### [Required task]
Extract every line that includes the string "units".

#### Data supplied ####

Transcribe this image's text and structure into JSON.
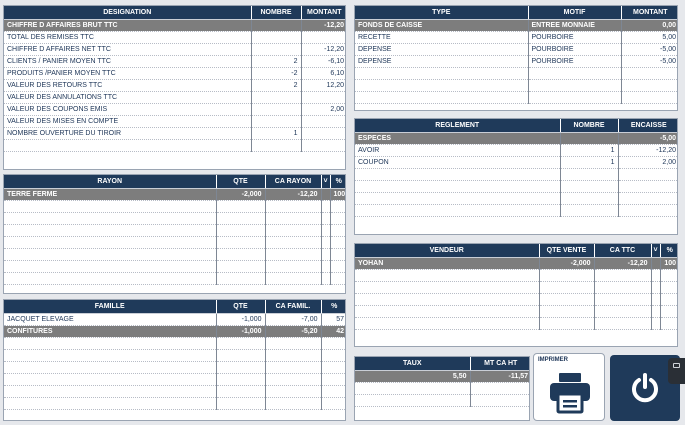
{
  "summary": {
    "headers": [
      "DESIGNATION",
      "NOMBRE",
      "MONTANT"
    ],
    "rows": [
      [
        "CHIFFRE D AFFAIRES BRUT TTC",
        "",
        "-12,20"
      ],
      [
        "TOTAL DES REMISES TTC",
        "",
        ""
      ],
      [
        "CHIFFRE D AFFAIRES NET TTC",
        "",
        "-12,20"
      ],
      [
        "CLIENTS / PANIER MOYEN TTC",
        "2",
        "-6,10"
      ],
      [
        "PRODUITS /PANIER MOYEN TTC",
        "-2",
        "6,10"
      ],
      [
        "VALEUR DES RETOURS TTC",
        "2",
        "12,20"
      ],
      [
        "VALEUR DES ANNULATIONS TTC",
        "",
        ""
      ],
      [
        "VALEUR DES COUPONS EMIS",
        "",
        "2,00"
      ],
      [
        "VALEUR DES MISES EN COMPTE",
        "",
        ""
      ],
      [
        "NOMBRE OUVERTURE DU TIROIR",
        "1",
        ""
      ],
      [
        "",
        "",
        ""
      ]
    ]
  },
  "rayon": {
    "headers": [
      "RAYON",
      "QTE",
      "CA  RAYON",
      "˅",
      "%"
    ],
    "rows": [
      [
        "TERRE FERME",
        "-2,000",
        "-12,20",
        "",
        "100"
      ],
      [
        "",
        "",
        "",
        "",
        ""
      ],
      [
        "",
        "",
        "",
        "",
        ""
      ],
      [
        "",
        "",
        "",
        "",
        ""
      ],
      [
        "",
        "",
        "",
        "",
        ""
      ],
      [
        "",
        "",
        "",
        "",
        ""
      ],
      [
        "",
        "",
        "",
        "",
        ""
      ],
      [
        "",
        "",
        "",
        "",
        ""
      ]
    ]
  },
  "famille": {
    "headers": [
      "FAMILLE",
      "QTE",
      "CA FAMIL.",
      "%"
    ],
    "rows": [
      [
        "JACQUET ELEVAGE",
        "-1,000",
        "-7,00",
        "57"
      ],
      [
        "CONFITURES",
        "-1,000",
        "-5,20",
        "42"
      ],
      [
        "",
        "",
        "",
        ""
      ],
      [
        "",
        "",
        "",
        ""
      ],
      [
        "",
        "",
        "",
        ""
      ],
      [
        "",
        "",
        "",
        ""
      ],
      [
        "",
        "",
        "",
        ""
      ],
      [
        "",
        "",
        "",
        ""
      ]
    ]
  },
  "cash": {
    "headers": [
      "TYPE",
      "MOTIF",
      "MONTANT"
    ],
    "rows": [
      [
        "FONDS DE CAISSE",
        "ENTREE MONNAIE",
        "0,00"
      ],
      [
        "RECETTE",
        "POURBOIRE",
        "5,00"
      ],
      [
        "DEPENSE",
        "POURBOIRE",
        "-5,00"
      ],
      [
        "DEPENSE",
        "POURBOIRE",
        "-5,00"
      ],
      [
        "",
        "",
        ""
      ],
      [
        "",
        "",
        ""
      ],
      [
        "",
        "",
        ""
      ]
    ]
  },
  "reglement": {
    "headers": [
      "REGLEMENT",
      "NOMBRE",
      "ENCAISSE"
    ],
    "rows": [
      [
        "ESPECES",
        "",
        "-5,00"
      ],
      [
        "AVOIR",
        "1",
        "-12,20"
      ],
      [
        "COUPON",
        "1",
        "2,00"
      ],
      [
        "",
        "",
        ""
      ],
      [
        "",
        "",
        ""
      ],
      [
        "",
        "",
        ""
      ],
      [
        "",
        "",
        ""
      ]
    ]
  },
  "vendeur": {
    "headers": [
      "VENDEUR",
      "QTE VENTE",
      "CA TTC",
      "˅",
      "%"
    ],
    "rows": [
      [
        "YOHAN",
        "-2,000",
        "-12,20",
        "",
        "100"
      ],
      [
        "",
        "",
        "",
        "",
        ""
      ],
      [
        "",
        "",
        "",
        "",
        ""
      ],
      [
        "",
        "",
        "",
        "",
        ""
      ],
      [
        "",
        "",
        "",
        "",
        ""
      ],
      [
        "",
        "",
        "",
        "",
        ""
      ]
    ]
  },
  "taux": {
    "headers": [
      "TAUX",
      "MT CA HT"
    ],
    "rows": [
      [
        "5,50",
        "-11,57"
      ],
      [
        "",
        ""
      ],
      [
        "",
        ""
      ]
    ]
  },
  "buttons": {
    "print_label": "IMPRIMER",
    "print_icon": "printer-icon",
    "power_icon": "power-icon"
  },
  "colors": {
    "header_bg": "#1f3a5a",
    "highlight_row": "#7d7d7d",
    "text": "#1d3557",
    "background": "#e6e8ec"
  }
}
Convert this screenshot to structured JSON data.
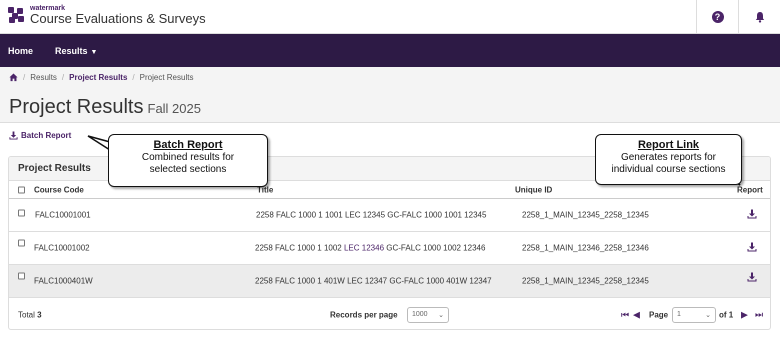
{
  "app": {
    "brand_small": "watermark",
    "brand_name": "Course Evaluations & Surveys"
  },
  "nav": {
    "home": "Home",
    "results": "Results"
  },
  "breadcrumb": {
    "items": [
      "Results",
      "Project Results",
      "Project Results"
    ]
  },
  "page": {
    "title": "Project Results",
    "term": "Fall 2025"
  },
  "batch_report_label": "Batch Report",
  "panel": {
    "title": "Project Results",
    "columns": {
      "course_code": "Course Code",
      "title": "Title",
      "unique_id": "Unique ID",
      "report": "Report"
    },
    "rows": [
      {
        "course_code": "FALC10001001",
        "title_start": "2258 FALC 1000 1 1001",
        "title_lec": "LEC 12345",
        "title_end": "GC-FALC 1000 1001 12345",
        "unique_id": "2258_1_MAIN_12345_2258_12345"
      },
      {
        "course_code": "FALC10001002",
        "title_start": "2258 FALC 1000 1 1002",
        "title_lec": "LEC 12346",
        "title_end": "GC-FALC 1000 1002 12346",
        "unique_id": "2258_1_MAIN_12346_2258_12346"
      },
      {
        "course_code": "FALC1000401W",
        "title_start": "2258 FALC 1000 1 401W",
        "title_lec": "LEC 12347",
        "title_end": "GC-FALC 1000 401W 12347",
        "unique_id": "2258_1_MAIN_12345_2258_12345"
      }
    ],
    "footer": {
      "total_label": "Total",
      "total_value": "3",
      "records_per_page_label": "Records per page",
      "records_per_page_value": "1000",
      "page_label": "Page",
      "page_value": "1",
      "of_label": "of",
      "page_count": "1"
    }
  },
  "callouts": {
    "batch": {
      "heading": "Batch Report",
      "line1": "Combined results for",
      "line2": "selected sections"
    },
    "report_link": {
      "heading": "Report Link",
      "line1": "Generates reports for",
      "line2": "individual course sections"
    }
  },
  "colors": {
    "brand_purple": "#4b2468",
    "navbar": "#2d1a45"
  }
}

####
#### Data supplied ####

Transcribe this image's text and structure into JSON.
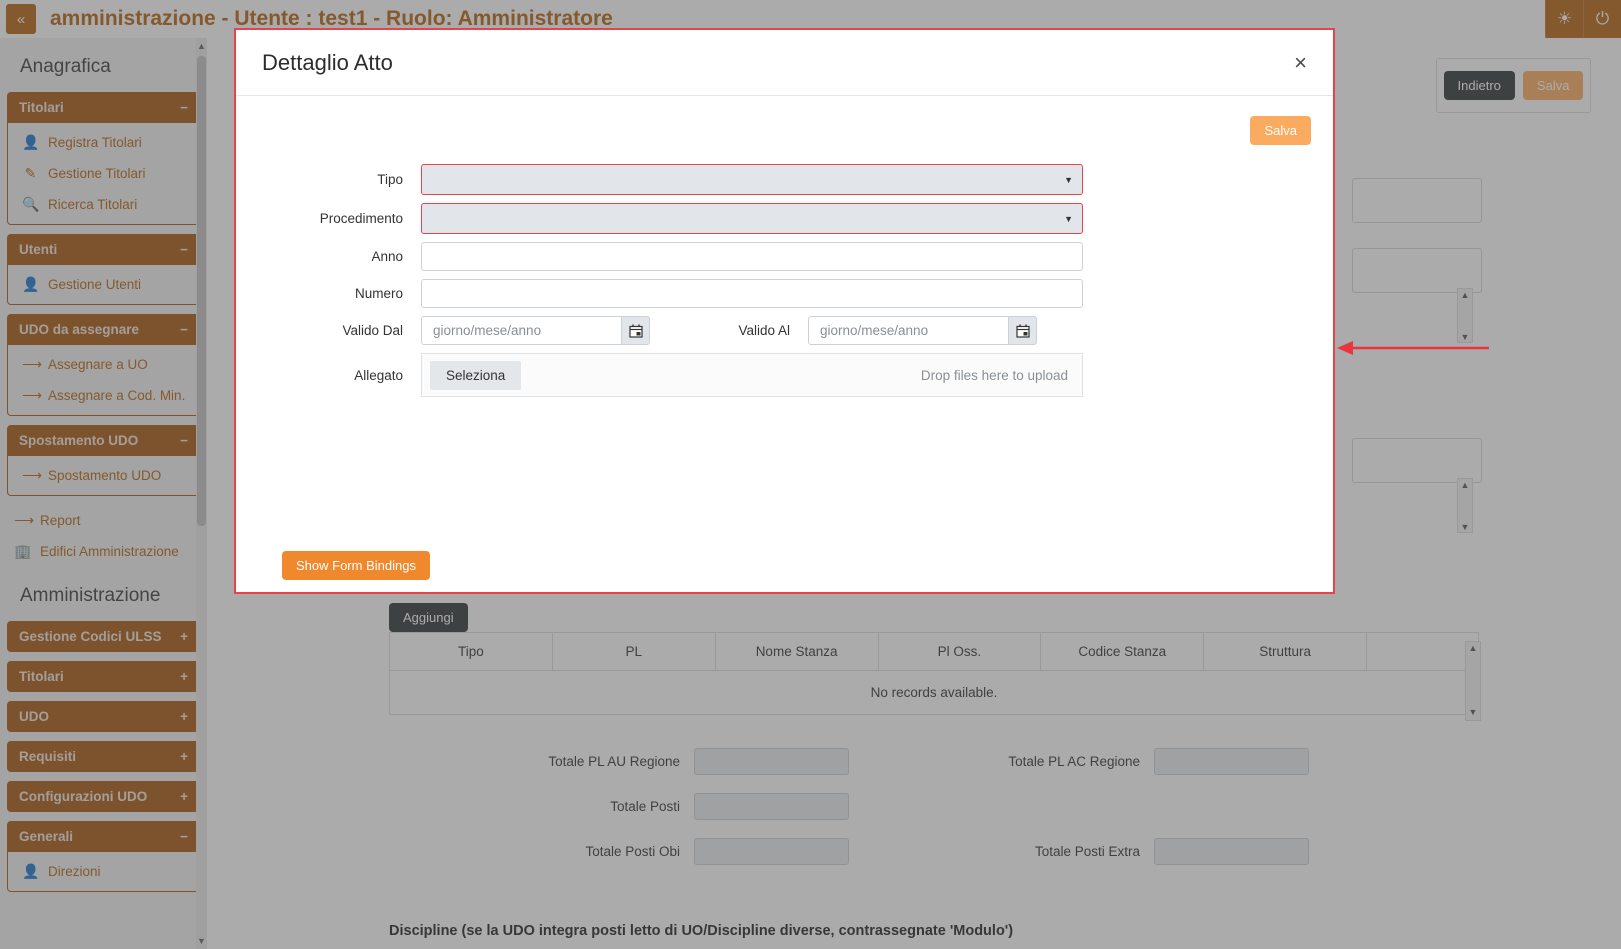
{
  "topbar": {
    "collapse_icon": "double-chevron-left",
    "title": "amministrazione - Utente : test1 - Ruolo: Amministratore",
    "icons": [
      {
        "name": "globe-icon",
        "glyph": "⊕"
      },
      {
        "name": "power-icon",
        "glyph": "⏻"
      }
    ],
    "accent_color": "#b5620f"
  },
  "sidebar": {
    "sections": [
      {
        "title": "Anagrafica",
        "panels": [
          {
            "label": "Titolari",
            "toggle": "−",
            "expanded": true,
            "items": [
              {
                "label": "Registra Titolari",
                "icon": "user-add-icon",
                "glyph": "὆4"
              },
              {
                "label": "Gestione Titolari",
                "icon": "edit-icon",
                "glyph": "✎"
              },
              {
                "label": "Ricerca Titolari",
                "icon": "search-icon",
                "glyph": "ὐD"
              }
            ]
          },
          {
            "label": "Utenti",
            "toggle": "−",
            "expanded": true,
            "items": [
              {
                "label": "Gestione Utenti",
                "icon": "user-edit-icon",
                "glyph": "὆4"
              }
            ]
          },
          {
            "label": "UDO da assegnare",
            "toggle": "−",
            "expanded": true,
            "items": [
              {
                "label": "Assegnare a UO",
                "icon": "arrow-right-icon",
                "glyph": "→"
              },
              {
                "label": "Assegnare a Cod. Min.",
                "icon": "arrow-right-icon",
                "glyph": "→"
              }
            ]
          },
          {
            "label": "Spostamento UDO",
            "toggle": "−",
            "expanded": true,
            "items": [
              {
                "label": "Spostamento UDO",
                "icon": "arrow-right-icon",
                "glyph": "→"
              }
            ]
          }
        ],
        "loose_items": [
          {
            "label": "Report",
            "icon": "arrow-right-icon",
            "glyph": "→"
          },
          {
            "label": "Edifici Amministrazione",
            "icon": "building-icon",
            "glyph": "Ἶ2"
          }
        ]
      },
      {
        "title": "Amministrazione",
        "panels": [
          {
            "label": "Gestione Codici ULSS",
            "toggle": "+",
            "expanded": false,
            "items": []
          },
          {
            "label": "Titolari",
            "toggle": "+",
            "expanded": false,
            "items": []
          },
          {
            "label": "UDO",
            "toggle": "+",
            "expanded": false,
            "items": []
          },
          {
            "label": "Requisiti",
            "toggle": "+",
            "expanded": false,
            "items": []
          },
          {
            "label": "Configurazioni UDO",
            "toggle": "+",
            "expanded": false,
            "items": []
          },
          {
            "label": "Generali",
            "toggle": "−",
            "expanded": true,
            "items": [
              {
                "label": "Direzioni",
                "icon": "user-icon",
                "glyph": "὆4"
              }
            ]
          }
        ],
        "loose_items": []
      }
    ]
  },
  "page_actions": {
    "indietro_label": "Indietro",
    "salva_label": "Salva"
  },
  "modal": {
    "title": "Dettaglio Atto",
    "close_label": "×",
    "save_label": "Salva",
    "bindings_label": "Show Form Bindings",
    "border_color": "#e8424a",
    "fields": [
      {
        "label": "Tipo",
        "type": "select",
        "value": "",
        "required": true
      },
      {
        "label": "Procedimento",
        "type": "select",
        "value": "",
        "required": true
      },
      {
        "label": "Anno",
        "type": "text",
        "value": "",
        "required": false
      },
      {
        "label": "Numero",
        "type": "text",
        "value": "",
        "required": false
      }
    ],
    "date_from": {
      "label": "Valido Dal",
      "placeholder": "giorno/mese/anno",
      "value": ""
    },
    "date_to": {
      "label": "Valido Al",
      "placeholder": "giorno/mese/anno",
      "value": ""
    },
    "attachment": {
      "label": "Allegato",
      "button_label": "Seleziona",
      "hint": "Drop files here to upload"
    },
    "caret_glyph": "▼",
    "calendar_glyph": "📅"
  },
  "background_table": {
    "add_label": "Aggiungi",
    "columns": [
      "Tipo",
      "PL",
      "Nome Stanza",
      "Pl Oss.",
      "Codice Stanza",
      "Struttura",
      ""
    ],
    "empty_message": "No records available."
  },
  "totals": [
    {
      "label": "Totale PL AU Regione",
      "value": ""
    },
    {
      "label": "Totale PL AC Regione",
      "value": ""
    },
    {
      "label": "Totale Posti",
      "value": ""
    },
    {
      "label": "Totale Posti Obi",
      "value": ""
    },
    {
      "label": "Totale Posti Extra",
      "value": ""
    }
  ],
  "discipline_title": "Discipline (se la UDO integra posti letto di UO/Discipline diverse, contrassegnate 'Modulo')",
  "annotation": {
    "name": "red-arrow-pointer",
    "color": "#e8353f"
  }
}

####
#### Data supplied ####

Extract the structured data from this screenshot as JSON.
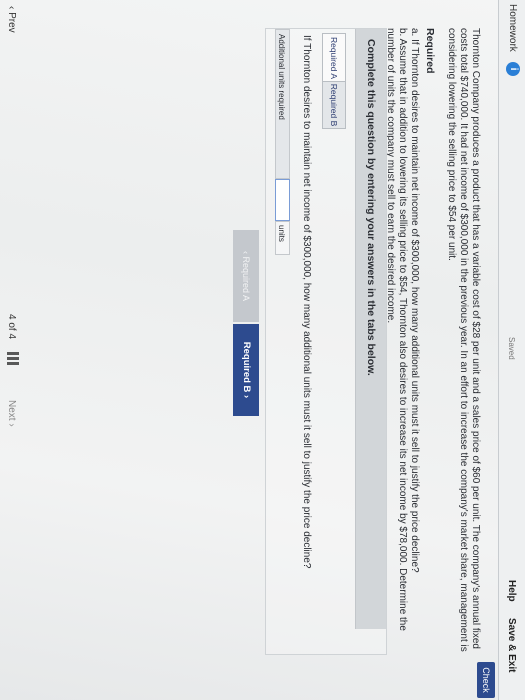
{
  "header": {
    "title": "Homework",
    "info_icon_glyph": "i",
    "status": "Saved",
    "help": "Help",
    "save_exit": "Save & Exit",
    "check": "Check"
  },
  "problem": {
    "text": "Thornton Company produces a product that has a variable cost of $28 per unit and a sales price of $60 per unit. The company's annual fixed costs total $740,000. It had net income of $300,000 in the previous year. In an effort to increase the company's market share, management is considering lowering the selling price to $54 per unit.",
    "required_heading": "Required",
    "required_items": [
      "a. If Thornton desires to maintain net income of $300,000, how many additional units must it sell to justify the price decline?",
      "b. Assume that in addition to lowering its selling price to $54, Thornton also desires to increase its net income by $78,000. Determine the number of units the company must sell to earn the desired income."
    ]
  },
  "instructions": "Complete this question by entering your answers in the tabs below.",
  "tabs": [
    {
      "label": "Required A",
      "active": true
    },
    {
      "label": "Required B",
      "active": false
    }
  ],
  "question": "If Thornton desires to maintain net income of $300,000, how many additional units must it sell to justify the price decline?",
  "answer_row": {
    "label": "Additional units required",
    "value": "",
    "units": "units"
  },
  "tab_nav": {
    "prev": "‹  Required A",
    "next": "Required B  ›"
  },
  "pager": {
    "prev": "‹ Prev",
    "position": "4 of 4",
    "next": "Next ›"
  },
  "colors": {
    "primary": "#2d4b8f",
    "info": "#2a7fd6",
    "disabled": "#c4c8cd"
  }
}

####

### [Response to the task]
      "a. If Thornton desires to maintain net income of $300,000, how many additional units must it sell to justify the price decline?",
      "b. Assume that in addition to lowering its selling price to $54, Thornton also desires to increase its net income by $78,000. Determine the number of units the company must sell to earn the desired income."
  "question": "If Thornton desires to maintain net income of $300,000, how many additional units must it sell to justify the price decline?",
    "label": "Additional units required",
    "units": "units"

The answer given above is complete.